*What is needed:* Provide an exact copy of the data, excluding the images.

*Supplied data:*
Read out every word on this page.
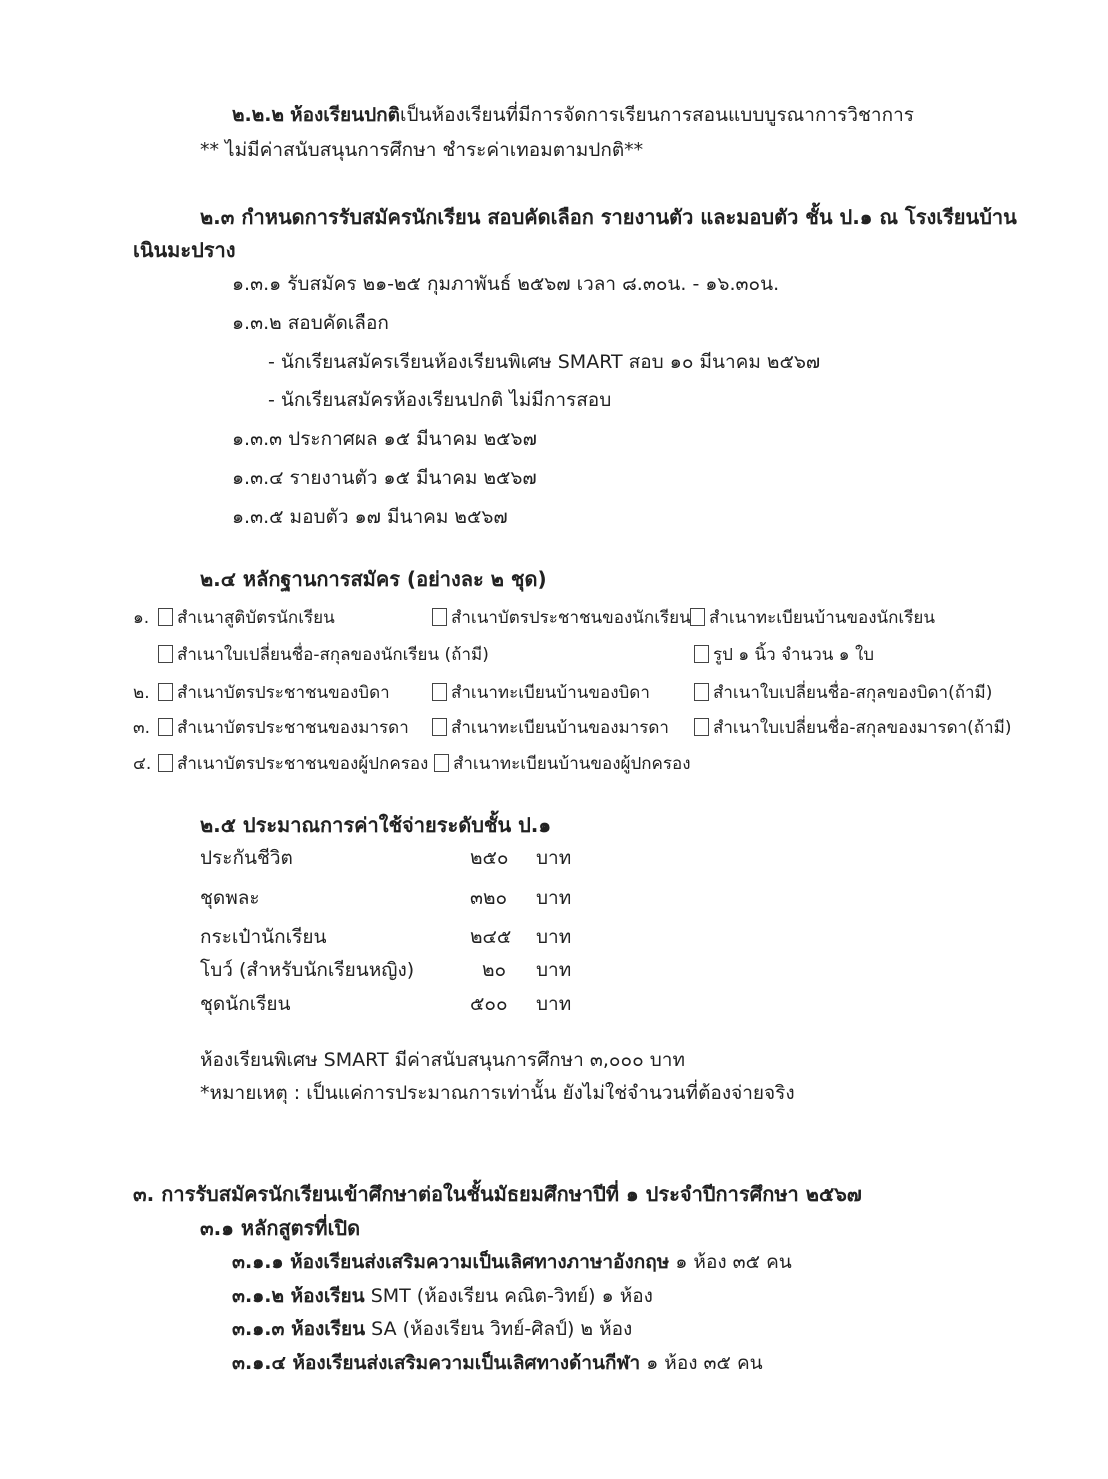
๒.๒.๒ ห้องเรียนปกติเป็นห้องเรียนที่มีการจัดการเรียนการสอนแบบบูรณาการวิชาการ
** ไม่มีค่าสนับสนุนการศึกษา ชำระค่าเทอมตามปกติ**
๒.๓ กำหนดการรับสมัครนักเรียน สอบคัดเลือก รายงานตัว และมอบตัว ชั้น ป.๑ ณ โรงเรียนบ้าน
เนินมะปราง
๑.๓.๑ รับสมัคร ๒๑-๒๕ กุมภาพันธ์ ๒๕๖๗ เวลา ๘.๓๐น. - ๑๖.๓๐น.
๑.๓.๒ สอบคัดเลือก
- นักเรียนสมัครเรียนห้องเรียนพิเศษ SMART สอบ ๑๐ มีนาคม ๒๕๖๗
- นักเรียนสมัครห้องเรียนปกติ ไม่มีการสอบ
๑.๓.๓ ประกาศผล ๑๕ มีนาคม ๒๕๖๗
๑.๓.๔ รายงานตัว ๑๕ มีนาคม ๒๕๖๗
๑.๓.๕ มอบตัว ๑๗ มีนาคม ๒๕๖๗
๒.๔ หลักฐานการสมัคร (อย่างละ ๒ ชุด)
๑.	สำเนาสูติบัตรนักเรียน	สำเนาบัตรประชาชนของนักเรียน	สำเนาทะเบียนบ้านของนักเรียน
สำเนาใบเปลี่ยนชื่อ-สกุลของนักเรียน (ถ้ามี)	รูป ๑ นิ้ว จำนวน ๑ ใบ
๒.	สำเนาบัตรประชาชนของบิดา	สำเนาทะเบียนบ้านของบิดา	สำเนาใบเปลี่ยนชื่อ-สกุลของบิดา(ถ้ามี)
๓.	สำเนาบัตรประชาชนของมารดา	สำเนาทะเบียนบ้านของมารดา	สำเนาใบเปลี่ยนชื่อ-สกุลของมารดา(ถ้ามี)
๔.	สำเนาบัตรประชาชนของผู้ปกครอง	สำเนาทะเบียนบ้านของผู้ปกครอง
๒.๕ ประมาณการค่าใช้จ่ายระดับชั้น ป.๑
ประกันชีวิต	๒๕๐ บาท
ชุดพละ	๓๒๐ บาท
กระเป๋านักเรียน	๒๔๕ บาท
โบว์ (สำหรับนักเรียนหญิง)	๒๐ บาท
ชุดนักเรียน	๕๐๐ บาท
ห้องเรียนพิเศษ SMART มีค่าสนับสนุนการศึกษา ๓,๐๐๐ บาท
*หมายเหตุ : เป็นแค่การประมาณการเท่านั้น ยังไม่ใช่จำนวนที่ต้องจ่ายจริง
๓. การรับสมัครนักเรียนเข้าศึกษาต่อในชั้นมัธยมศึกษาปีที่ ๑ ประจำปีการศึกษา ๒๕๖๗
๓.๑ หลักสูตรที่เปิด
๓.๑.๑ ห้องเรียนส่งเสริมความเป็นเลิศทางภาษาอังกฤษ ๑ ห้อง ๓๕ คน
๓.๑.๒ ห้องเรียน SMT (ห้องเรียน คณิต-วิทย์) ๑ ห้อง
๓.๑.๓ ห้องเรียน SA (ห้องเรียน วิทย์-ศิลป์) ๒ ห้อง
๓.๑.๔ ห้องเรียนส่งเสริมความเป็นเลิศทางด้านกีฬา ๑ ห้อง ๓๕ คน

*Exercise answer:*
Read out every word on this page.
๒.๒.๒ ห้องเรียนปกติเป็นห้องเรียนที่มีการจัดการเรียนการสอนแบบบูรณาการวิชาการ
** ไม่มีค่าสนับสนุนการศึกษา ชำระค่าเทอมตามปกติ**
๒.๓ กำหนดการรับสมัครนักเรียน สอบคัดเลือก รายงานตัว และมอบตัว ชั้น ป.๑ ณ โรงเรียนบ้าน
เนินมะปราง
๑.๓.๑ รับสมัคร ๒๑-๒๕ กุมภาพันธ์ ๒๕๖๗ เวลา ๘.๓๐น. - ๑๖.๓๐น.
๑.๓.๒ สอบคัดเลือก
- นักเรียนสมัครเรียนห้องเรียนพิเศษ SMART สอบ ๑๐ มีนาคม ๒๕๖๗
- นักเรียนสมัครห้องเรียนปกติ ไม่มีการสอบ
๑.๓.๓ ประกาศผล ๑๕ มีนาคม ๒๕๖๗
๑.๓.๔ รายงานตัว ๑๕ มีนาคม ๒๕๖๗
๑.๓.๕ มอบตัว ๑๗ มีนาคม ๒๕๖๗
๒.๔ หลักฐานการสมัคร (อย่างละ ๒ ชุด)
๑.	สำเนาสูติบัตรนักเรียน	สำเนาบัตรประชาชนของนักเรียน	สำเนาทะเบียนบ้านของนักเรียน
สำเนาใบเปลี่ยนชื่อ-สกุลของนักเรียน (ถ้ามี)	รูป ๑ นิ้ว จำนวน ๑ ใบ
๒.	สำเนาบัตรประชาชนของบิดา	สำเนาทะเบียนบ้านของบิดา	สำเนาใบเปลี่ยนชื่อ-สกุลของบิดา(ถ้ามี)
๓.	สำเนาบัตรประชาชนของมารดา	สำเนาทะเบียนบ้านของมารดา	สำเนาใบเปลี่ยนชื่อ-สกุลของมารดา(ถ้ามี)
๔.	สำเนาบัตรประชาชนของผู้ปกครอง	สำเนาทะเบียนบ้านของผู้ปกครอง
๒.๕ ประมาณการค่าใช้จ่ายระดับชั้น ป.๑
ประกันชีวิต	๒๕๐ บาท
ชุดพละ	๓๒๐ บาท
กระเป๋านักเรียน	๒๔๕ บาท
โบว์ (สำหรับนักเรียนหญิง)	๒๐ บาท
ชุดนักเรียน	๕๐๐ บาท
ห้องเรียนพิเศษ SMART มีค่าสนับสนุนการศึกษา ๓,๐๐๐ บาท
*หมายเหตุ : เป็นแค่การประมาณการเท่านั้น ยังไม่ใช่จำนวนที่ต้องจ่ายจริง
๓. การรับสมัครนักเรียนเข้าศึกษาต่อในชั้นมัธยมศึกษาปีที่ ๑ ประจำปีการศึกษา ๒๕๖๗
๓.๑ หลักสูตรที่เปิด
๓.๑.๑ ห้องเรียนส่งเสริมความเป็นเลิศทางภาษาอังกฤษ ๑ ห้อง ๓๕ คน
๓.๑.๒ ห้องเรียน SMT (ห้องเรียน คณิต-วิทย์) ๑ ห้อง
๓.๑.๓ ห้องเรียน SA (ห้องเรียน วิทย์-ศิลป์) ๒ ห้อง
๓.๑.๔ ห้องเรียนส่งเสริมความเป็นเลิศทางด้านกีฬา ๑ ห้อง ๓๕ คน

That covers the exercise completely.